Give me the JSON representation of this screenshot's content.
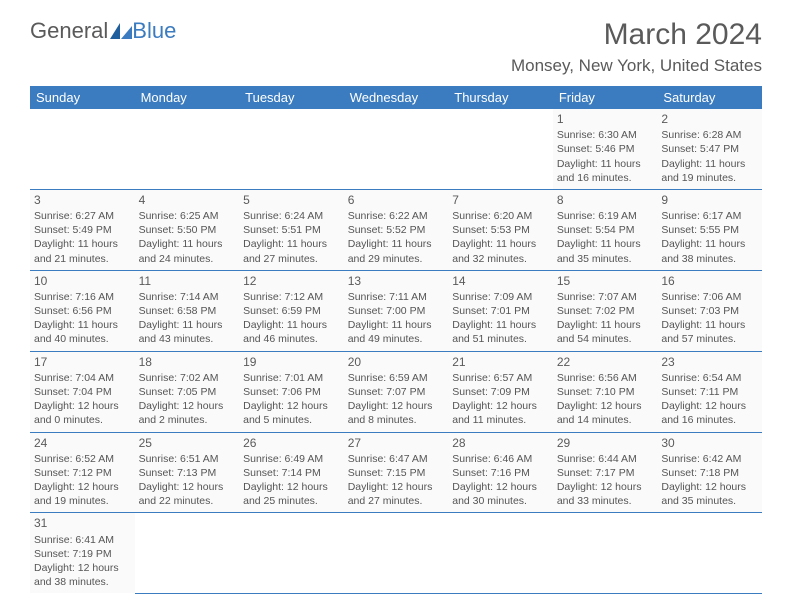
{
  "logo": {
    "part1": "General",
    "part2": "Blue"
  },
  "title": "March 2024",
  "location": "Monsey, New York, United States",
  "header_bg": "#3b7bbf",
  "header_fg": "#ffffff",
  "days_of_week": [
    "Sunday",
    "Monday",
    "Tuesday",
    "Wednesday",
    "Thursday",
    "Friday",
    "Saturday"
  ],
  "month_start_weekday": 5,
  "days_in_month": 31,
  "days": [
    {
      "n": 1,
      "sunrise": "6:30 AM",
      "sunset": "5:46 PM",
      "daylight": "11 hours and 16 minutes."
    },
    {
      "n": 2,
      "sunrise": "6:28 AM",
      "sunset": "5:47 PM",
      "daylight": "11 hours and 19 minutes."
    },
    {
      "n": 3,
      "sunrise": "6:27 AM",
      "sunset": "5:49 PM",
      "daylight": "11 hours and 21 minutes."
    },
    {
      "n": 4,
      "sunrise": "6:25 AM",
      "sunset": "5:50 PM",
      "daylight": "11 hours and 24 minutes."
    },
    {
      "n": 5,
      "sunrise": "6:24 AM",
      "sunset": "5:51 PM",
      "daylight": "11 hours and 27 minutes."
    },
    {
      "n": 6,
      "sunrise": "6:22 AM",
      "sunset": "5:52 PM",
      "daylight": "11 hours and 29 minutes."
    },
    {
      "n": 7,
      "sunrise": "6:20 AM",
      "sunset": "5:53 PM",
      "daylight": "11 hours and 32 minutes."
    },
    {
      "n": 8,
      "sunrise": "6:19 AM",
      "sunset": "5:54 PM",
      "daylight": "11 hours and 35 minutes."
    },
    {
      "n": 9,
      "sunrise": "6:17 AM",
      "sunset": "5:55 PM",
      "daylight": "11 hours and 38 minutes."
    },
    {
      "n": 10,
      "sunrise": "7:16 AM",
      "sunset": "6:56 PM",
      "daylight": "11 hours and 40 minutes."
    },
    {
      "n": 11,
      "sunrise": "7:14 AM",
      "sunset": "6:58 PM",
      "daylight": "11 hours and 43 minutes."
    },
    {
      "n": 12,
      "sunrise": "7:12 AM",
      "sunset": "6:59 PM",
      "daylight": "11 hours and 46 minutes."
    },
    {
      "n": 13,
      "sunrise": "7:11 AM",
      "sunset": "7:00 PM",
      "daylight": "11 hours and 49 minutes."
    },
    {
      "n": 14,
      "sunrise": "7:09 AM",
      "sunset": "7:01 PM",
      "daylight": "11 hours and 51 minutes."
    },
    {
      "n": 15,
      "sunrise": "7:07 AM",
      "sunset": "7:02 PM",
      "daylight": "11 hours and 54 minutes."
    },
    {
      "n": 16,
      "sunrise": "7:06 AM",
      "sunset": "7:03 PM",
      "daylight": "11 hours and 57 minutes."
    },
    {
      "n": 17,
      "sunrise": "7:04 AM",
      "sunset": "7:04 PM",
      "daylight": "12 hours and 0 minutes."
    },
    {
      "n": 18,
      "sunrise": "7:02 AM",
      "sunset": "7:05 PM",
      "daylight": "12 hours and 2 minutes."
    },
    {
      "n": 19,
      "sunrise": "7:01 AM",
      "sunset": "7:06 PM",
      "daylight": "12 hours and 5 minutes."
    },
    {
      "n": 20,
      "sunrise": "6:59 AM",
      "sunset": "7:07 PM",
      "daylight": "12 hours and 8 minutes."
    },
    {
      "n": 21,
      "sunrise": "6:57 AM",
      "sunset": "7:09 PM",
      "daylight": "12 hours and 11 minutes."
    },
    {
      "n": 22,
      "sunrise": "6:56 AM",
      "sunset": "7:10 PM",
      "daylight": "12 hours and 14 minutes."
    },
    {
      "n": 23,
      "sunrise": "6:54 AM",
      "sunset": "7:11 PM",
      "daylight": "12 hours and 16 minutes."
    },
    {
      "n": 24,
      "sunrise": "6:52 AM",
      "sunset": "7:12 PM",
      "daylight": "12 hours and 19 minutes."
    },
    {
      "n": 25,
      "sunrise": "6:51 AM",
      "sunset": "7:13 PM",
      "daylight": "12 hours and 22 minutes."
    },
    {
      "n": 26,
      "sunrise": "6:49 AM",
      "sunset": "7:14 PM",
      "daylight": "12 hours and 25 minutes."
    },
    {
      "n": 27,
      "sunrise": "6:47 AM",
      "sunset": "7:15 PM",
      "daylight": "12 hours and 27 minutes."
    },
    {
      "n": 28,
      "sunrise": "6:46 AM",
      "sunset": "7:16 PM",
      "daylight": "12 hours and 30 minutes."
    },
    {
      "n": 29,
      "sunrise": "6:44 AM",
      "sunset": "7:17 PM",
      "daylight": "12 hours and 33 minutes."
    },
    {
      "n": 30,
      "sunrise": "6:42 AM",
      "sunset": "7:18 PM",
      "daylight": "12 hours and 35 minutes."
    },
    {
      "n": 31,
      "sunrise": "6:41 AM",
      "sunset": "7:19 PM",
      "daylight": "12 hours and 38 minutes."
    }
  ],
  "labels": {
    "sunrise": "Sunrise:",
    "sunset": "Sunset:",
    "daylight": "Daylight:"
  }
}
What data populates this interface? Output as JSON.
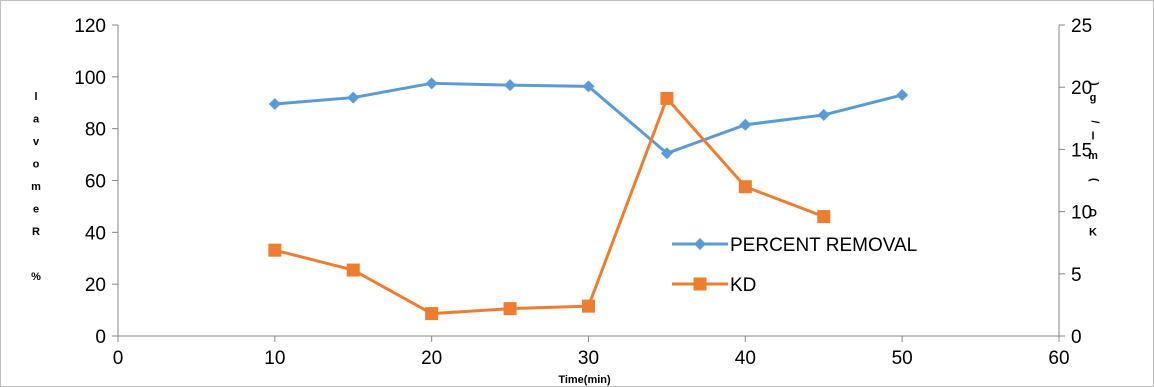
{
  "chart_data": {
    "type": "line",
    "title": "",
    "xlabel": "Time(min)",
    "ylabel_left": "% Removal",
    "ylabel_right": "KD (ml/g)",
    "xlim": [
      0,
      60
    ],
    "ylim_left": [
      0,
      120
    ],
    "ylim_right": [
      0,
      25
    ],
    "x_ticks": [
      "0",
      "10",
      "20",
      "30",
      "40",
      "50",
      "60"
    ],
    "y_left_ticks": [
      "0",
      "20",
      "40",
      "60",
      "80",
      "100",
      "120"
    ],
    "y_right_ticks": [
      "0",
      "5",
      "10",
      "15",
      "20",
      "25"
    ],
    "grid": false,
    "legend_position": "center-right",
    "series": [
      {
        "name": "PERCENT REMOVAL",
        "axis": "left",
        "marker": "diamond",
        "color": "#5B9BD5",
        "x": [
          10,
          15,
          20,
          25,
          30,
          35,
          40,
          45,
          50
        ],
        "y": [
          89.5,
          92,
          97.5,
          96.8,
          96.3,
          70.5,
          81.5,
          85.3,
          93
        ]
      },
      {
        "name": "KD",
        "axis": "right",
        "marker": "square",
        "color": "#ED7D31",
        "x": [
          10,
          15,
          20,
          25,
          30,
          35,
          40,
          45
        ],
        "y": [
          6.9,
          5.3,
          1.8,
          2.2,
          2.4,
          19.1,
          12.0,
          9.6
        ]
      }
    ]
  }
}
········
## Written exercise:
Every line should be retyped exactly, with the pictures omitted.

## Reply:
Give me the JSON representation of this screenshot's content.
{
  "logo": {
    "part1": "General",
    "part2": "Blue"
  },
  "title": "March 2024",
  "location": "Monsey, New York, United States",
  "header_bg": "#3b7bbf",
  "header_fg": "#ffffff",
  "days_of_week": [
    "Sunday",
    "Monday",
    "Tuesday",
    "Wednesday",
    "Thursday",
    "Friday",
    "Saturday"
  ],
  "month_start_weekday": 5,
  "days_in_month": 31,
  "days": [
    {
      "n": 1,
      "sunrise": "6:30 AM",
      "sunset": "5:46 PM",
      "daylight": "11 hours and 16 minutes."
    },
    {
      "n": 2,
      "sunrise": "6:28 AM",
      "sunset": "5:47 PM",
      "daylight": "11 hours and 19 minutes."
    },
    {
      "n": 3,
      "sunrise": "6:27 AM",
      "sunset": "5:49 PM",
      "daylight": "11 hours and 21 minutes."
    },
    {
      "n": 4,
      "sunrise": "6:25 AM",
      "sunset": "5:50 PM",
      "daylight": "11 hours and 24 minutes."
    },
    {
      "n": 5,
      "sunrise": "6:24 AM",
      "sunset": "5:51 PM",
      "daylight": "11 hours and 27 minutes."
    },
    {
      "n": 6,
      "sunrise": "6:22 AM",
      "sunset": "5:52 PM",
      "daylight": "11 hours and 29 minutes."
    },
    {
      "n": 7,
      "sunrise": "6:20 AM",
      "sunset": "5:53 PM",
      "daylight": "11 hours and 32 minutes."
    },
    {
      "n": 8,
      "sunrise": "6:19 AM",
      "sunset": "5:54 PM",
      "daylight": "11 hours and 35 minutes."
    },
    {
      "n": 9,
      "sunrise": "6:17 AM",
      "sunset": "5:55 PM",
      "daylight": "11 hours and 38 minutes."
    },
    {
      "n": 10,
      "sunrise": "7:16 AM",
      "sunset": "6:56 PM",
      "daylight": "11 hours and 40 minutes."
    },
    {
      "n": 11,
      "sunrise": "7:14 AM",
      "sunset": "6:58 PM",
      "daylight": "11 hours and 43 minutes."
    },
    {
      "n": 12,
      "sunrise": "7:12 AM",
      "sunset": "6:59 PM",
      "daylight": "11 hours and 46 minutes."
    },
    {
      "n": 13,
      "sunrise": "7:11 AM",
      "sunset": "7:00 PM",
      "daylight": "11 hours and 49 minutes."
    },
    {
      "n": 14,
      "sunrise": "7:09 AM",
      "sunset": "7:01 PM",
      "daylight": "11 hours and 51 minutes."
    },
    {
      "n": 15,
      "sunrise": "7:07 AM",
      "sunset": "7:02 PM",
      "daylight": "11 hours and 54 minutes."
    },
    {
      "n": 16,
      "sunrise": "7:06 AM",
      "sunset": "7:03 PM",
      "daylight": "11 hours and 57 minutes."
    },
    {
      "n": 17,
      "sunrise": "7:04 AM",
      "sunset": "7:04 PM",
      "daylight": "12 hours and 0 minutes."
    },
    {
      "n": 18,
      "sunrise": "7:02 AM",
      "sunset": "7:05 PM",
      "daylight": "12 hours and 2 minutes."
    },
    {
      "n": 19,
      "sunrise": "7:01 AM",
      "sunset": "7:06 PM",
      "daylight": "12 hours and 5 minutes."
    },
    {
      "n": 20,
      "sunrise": "6:59 AM",
      "sunset": "7:07 PM",
      "daylight": "12 hours and 8 minutes."
    },
    {
      "n": 21,
      "sunrise": "6:57 AM",
      "sunset": "7:09 PM",
      "daylight": "12 hours and 11 minutes."
    },
    {
      "n": 22,
      "sunrise": "6:56 AM",
      "sunset": "7:10 PM",
      "daylight": "12 hours and 14 minutes."
    },
    {
      "n": 23,
      "sunrise": "6:54 AM",
      "sunset": "7:11 PM",
      "daylight": "12 hours and 16 minutes."
    },
    {
      "n": 24,
      "sunrise": "6:52 AM",
      "sunset": "7:12 PM",
      "daylight": "12 hours and 19 minutes."
    },
    {
      "n": 25,
      "sunrise": "6:51 AM",
      "sunset": "7:13 PM",
      "daylight": "12 hours and 22 minutes."
    },
    {
      "n": 26,
      "sunrise": "6:49 AM",
      "sunset": "7:14 PM",
      "daylight": "12 hours and 25 minutes."
    },
    {
      "n": 27,
      "sunrise": "6:47 AM",
      "sunset": "7:15 PM",
      "daylight": "12 hours and 27 minutes."
    },
    {
      "n": 28,
      "sunrise": "6:46 AM",
      "sunset": "7:16 PM",
      "daylight": "12 hours and 30 minutes."
    },
    {
      "n": 29,
      "sunrise": "6:44 AM",
      "sunset": "7:17 PM",
      "daylight": "12 hours and 33 minutes."
    },
    {
      "n": 30,
      "sunrise": "6:42 AM",
      "sunset": "7:18 PM",
      "daylight": "12 hours and 35 minutes."
    },
    {
      "n": 31,
      "sunrise": "6:41 AM",
      "sunset": "7:19 PM",
      "daylight": "12 hours and 38 minutes."
    }
  ],
  "labels": {
    "sunrise": "Sunrise:",
    "sunset": "Sunset:",
    "daylight": "Daylight:"
  }
}
What data populates this interface? Output as JSON.
{
  "chart_data": {
    "type": "line",
    "title": "",
    "xlabel": "Time(min)",
    "ylabel_left": "% Removal",
    "ylabel_right": "KD (ml/g)",
    "xlim": [
      0,
      60
    ],
    "ylim_left": [
      0,
      120
    ],
    "ylim_right": [
      0,
      25
    ],
    "x_ticks": [
      "0",
      "10",
      "20",
      "30",
      "40",
      "50",
      "60"
    ],
    "y_left_ticks": [
      "0",
      "20",
      "40",
      "60",
      "80",
      "100",
      "120"
    ],
    "y_right_ticks": [
      "0",
      "5",
      "10",
      "15",
      "20",
      "25"
    ],
    "grid": false,
    "legend_position": "center-right",
    "series": [
      {
        "name": "PERCENT REMOVAL",
        "axis": "left",
        "marker": "diamond",
        "color": "#5B9BD5",
        "x": [
          10,
          15,
          20,
          25,
          30,
          35,
          40,
          45,
          50
        ],
        "y": [
          89.5,
          92,
          97.5,
          96.8,
          96.3,
          70.5,
          81.5,
          85.3,
          93
        ]
      },
      {
        "name": "KD",
        "axis": "right",
        "marker": "square",
        "color": "#ED7D31",
        "x": [
          10,
          15,
          20,
          25,
          30,
          35,
          40,
          45
        ],
        "y": [
          6.9,
          5.3,
          1.8,
          2.2,
          2.4,
          19.1,
          12.0,
          9.6
        ]
      }
    ]
  }
}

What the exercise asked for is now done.